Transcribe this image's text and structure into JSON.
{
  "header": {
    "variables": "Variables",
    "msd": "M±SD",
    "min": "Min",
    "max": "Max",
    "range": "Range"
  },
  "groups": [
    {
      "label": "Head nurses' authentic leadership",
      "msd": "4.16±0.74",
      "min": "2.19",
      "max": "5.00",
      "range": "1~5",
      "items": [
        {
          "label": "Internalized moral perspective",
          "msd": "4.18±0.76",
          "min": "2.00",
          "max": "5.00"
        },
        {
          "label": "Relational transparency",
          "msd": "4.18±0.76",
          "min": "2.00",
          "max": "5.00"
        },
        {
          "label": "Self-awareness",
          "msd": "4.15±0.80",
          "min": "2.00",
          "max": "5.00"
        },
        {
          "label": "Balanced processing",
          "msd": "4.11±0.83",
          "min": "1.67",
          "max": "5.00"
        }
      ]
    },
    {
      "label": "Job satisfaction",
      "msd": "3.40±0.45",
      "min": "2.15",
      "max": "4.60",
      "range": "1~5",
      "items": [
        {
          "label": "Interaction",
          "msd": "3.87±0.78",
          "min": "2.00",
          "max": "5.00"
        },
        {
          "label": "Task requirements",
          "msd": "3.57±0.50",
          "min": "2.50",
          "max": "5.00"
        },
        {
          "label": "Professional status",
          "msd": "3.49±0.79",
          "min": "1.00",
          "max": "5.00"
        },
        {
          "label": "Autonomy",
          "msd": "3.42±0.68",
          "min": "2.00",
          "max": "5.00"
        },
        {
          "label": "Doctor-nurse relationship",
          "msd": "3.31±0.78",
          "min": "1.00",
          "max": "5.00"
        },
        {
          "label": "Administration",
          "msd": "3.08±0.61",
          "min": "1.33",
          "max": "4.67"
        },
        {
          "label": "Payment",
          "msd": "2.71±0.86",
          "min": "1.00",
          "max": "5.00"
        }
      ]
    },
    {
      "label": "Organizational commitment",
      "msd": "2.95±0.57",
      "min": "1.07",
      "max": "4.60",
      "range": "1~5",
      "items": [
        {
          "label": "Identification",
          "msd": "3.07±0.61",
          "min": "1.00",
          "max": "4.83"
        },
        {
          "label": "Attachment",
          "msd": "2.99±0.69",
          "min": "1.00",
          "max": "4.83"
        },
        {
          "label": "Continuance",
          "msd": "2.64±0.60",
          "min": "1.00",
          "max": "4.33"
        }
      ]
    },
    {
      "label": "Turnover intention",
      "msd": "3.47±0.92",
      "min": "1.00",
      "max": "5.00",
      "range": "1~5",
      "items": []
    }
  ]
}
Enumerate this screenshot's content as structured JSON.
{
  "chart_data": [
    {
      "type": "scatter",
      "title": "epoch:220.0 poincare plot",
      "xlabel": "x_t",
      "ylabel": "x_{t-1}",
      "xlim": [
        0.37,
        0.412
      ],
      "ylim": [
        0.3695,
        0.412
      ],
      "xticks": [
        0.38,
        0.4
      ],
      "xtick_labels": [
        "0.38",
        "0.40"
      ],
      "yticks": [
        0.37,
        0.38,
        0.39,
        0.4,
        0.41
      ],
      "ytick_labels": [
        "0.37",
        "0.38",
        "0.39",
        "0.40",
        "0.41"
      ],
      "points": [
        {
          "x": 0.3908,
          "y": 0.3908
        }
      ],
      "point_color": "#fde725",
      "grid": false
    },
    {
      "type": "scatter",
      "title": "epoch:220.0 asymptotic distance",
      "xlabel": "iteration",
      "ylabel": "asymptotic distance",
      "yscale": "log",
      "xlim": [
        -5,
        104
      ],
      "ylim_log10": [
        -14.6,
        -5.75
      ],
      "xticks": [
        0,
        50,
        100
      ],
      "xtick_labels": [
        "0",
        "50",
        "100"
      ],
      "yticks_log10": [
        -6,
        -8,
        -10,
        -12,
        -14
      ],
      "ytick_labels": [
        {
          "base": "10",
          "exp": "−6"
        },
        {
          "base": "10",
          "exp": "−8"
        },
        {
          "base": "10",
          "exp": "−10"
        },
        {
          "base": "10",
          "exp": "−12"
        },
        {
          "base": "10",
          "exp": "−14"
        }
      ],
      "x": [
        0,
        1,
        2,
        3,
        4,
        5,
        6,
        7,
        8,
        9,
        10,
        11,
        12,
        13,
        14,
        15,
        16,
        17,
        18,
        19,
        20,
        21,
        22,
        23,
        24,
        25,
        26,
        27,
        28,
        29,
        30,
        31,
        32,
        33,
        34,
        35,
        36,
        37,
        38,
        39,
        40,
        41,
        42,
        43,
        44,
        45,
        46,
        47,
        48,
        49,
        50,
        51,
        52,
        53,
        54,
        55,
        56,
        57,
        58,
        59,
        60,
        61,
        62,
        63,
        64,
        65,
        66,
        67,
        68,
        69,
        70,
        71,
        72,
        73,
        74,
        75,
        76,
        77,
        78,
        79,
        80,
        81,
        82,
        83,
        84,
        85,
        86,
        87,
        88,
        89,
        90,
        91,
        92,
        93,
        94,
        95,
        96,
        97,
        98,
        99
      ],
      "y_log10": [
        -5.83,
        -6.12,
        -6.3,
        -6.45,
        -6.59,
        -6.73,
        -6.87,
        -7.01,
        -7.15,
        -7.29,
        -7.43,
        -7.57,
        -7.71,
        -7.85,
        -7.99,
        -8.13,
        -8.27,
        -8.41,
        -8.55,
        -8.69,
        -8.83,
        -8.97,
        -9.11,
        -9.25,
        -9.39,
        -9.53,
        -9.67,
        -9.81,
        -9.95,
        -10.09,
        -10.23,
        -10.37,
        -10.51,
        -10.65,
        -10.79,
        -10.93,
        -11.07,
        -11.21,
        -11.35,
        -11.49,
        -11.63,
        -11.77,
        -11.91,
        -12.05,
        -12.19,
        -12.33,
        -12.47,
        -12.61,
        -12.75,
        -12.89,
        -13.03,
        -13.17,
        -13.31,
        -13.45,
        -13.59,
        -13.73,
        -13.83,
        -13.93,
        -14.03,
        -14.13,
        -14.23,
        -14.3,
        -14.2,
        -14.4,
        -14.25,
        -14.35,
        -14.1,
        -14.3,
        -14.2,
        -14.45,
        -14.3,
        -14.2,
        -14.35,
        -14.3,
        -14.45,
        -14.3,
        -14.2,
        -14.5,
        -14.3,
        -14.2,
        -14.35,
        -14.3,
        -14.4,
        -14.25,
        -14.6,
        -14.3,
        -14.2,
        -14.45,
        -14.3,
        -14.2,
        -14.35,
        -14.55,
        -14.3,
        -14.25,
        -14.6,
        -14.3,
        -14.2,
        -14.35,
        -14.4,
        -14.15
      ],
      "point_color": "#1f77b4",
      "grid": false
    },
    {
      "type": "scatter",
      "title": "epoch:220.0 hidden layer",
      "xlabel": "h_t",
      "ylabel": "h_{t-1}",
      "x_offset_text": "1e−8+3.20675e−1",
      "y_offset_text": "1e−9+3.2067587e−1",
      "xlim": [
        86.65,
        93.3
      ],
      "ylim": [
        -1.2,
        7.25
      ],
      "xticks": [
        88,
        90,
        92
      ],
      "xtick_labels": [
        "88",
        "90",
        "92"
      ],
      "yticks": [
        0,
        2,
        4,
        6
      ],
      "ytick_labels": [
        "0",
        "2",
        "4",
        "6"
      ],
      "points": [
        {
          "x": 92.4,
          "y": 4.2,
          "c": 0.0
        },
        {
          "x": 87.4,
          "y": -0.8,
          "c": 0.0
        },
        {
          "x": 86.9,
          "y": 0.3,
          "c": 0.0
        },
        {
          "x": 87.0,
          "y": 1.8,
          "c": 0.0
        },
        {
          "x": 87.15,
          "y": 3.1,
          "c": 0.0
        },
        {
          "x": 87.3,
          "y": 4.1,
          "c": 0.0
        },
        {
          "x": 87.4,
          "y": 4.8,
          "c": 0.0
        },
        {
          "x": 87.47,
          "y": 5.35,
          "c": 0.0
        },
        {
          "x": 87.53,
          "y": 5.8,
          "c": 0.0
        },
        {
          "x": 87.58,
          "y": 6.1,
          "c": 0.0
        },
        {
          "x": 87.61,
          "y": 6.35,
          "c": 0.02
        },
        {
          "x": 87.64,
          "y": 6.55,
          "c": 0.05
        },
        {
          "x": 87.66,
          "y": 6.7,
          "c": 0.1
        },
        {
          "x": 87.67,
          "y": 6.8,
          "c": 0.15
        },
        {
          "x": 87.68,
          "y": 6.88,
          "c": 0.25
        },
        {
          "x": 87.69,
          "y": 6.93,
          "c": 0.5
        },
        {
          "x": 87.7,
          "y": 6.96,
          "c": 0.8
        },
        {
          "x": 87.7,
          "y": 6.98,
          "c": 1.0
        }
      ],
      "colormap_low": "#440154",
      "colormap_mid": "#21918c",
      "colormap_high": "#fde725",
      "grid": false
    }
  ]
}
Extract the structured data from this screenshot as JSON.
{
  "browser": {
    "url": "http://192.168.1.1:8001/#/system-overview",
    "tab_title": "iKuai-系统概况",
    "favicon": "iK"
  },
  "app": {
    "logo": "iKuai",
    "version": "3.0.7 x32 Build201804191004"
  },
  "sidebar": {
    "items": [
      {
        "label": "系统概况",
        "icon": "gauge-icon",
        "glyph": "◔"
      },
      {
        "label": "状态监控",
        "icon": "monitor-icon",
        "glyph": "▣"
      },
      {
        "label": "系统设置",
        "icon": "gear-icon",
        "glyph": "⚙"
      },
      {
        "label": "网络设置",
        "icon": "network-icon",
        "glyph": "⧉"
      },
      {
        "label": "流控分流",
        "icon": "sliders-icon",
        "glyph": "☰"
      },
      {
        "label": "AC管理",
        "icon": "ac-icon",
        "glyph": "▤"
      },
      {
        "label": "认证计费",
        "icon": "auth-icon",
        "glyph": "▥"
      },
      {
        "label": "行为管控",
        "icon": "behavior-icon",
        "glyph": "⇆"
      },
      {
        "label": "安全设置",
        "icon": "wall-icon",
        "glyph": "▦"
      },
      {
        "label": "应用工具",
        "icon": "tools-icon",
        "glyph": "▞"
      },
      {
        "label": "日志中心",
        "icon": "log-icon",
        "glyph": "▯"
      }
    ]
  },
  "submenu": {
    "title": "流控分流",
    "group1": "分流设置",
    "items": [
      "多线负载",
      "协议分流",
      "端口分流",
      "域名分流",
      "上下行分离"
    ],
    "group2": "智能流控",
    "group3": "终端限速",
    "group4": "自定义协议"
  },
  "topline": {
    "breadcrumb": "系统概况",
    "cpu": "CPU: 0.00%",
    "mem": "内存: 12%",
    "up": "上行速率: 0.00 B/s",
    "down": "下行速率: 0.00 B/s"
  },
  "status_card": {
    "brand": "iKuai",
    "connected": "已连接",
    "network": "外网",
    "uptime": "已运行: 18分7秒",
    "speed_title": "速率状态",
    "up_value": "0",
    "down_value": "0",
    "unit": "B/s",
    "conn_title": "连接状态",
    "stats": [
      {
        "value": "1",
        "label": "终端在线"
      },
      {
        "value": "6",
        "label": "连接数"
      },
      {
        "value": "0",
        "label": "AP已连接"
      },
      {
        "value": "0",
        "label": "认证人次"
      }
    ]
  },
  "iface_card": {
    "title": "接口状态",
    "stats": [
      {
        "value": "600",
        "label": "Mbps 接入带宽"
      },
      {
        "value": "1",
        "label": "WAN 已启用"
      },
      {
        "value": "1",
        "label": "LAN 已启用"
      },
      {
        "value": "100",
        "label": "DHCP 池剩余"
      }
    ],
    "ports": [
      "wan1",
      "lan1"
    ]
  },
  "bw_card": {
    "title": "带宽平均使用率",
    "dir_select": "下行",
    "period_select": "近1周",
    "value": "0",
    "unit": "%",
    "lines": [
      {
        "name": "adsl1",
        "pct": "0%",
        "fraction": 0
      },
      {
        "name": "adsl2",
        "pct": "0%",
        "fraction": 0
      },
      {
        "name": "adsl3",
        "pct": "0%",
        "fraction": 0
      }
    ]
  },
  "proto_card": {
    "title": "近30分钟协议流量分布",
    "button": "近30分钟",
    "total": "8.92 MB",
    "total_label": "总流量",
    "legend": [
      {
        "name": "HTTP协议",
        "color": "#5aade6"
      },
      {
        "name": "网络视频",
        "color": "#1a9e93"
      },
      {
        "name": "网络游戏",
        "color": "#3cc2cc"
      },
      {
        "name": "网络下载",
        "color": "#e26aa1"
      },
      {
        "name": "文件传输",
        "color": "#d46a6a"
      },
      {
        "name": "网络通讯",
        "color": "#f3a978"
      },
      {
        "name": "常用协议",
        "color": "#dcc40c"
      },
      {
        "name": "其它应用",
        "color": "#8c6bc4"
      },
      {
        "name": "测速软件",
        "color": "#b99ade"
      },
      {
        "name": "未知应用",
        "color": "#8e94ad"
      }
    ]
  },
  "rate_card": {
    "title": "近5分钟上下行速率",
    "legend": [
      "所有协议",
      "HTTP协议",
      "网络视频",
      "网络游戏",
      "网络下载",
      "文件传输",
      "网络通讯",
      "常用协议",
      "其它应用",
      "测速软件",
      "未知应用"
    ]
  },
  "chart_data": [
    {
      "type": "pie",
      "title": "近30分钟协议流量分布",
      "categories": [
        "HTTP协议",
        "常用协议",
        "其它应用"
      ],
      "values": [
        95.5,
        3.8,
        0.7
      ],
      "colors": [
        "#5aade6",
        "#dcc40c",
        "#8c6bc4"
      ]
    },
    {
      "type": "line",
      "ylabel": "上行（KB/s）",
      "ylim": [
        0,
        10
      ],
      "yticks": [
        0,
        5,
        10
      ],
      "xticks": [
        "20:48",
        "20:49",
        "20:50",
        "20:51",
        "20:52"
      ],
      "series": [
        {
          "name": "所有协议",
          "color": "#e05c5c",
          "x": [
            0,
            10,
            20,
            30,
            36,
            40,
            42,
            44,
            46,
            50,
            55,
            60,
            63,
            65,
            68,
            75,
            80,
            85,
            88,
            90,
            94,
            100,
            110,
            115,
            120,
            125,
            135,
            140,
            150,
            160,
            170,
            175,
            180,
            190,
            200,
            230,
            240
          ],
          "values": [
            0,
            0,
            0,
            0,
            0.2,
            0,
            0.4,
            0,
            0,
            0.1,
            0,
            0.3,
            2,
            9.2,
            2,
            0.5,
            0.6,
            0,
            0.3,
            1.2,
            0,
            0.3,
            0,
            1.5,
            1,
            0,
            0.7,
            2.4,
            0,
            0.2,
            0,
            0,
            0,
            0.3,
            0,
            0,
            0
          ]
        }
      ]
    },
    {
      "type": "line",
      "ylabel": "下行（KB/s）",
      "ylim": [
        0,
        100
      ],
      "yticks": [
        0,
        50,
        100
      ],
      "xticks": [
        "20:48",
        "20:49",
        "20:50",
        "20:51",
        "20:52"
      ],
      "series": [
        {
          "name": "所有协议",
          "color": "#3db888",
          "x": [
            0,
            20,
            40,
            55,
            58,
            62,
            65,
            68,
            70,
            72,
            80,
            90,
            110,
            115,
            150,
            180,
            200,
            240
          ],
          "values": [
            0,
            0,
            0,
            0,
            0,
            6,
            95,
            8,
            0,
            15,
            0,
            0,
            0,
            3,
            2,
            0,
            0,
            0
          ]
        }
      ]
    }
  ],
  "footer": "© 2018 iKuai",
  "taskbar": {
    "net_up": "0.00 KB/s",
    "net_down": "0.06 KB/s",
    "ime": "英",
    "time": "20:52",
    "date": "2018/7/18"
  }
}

----------

● What you need to do: Working from the material above, state how many lines contain "structured"; give only the number.

● Finished answer: 2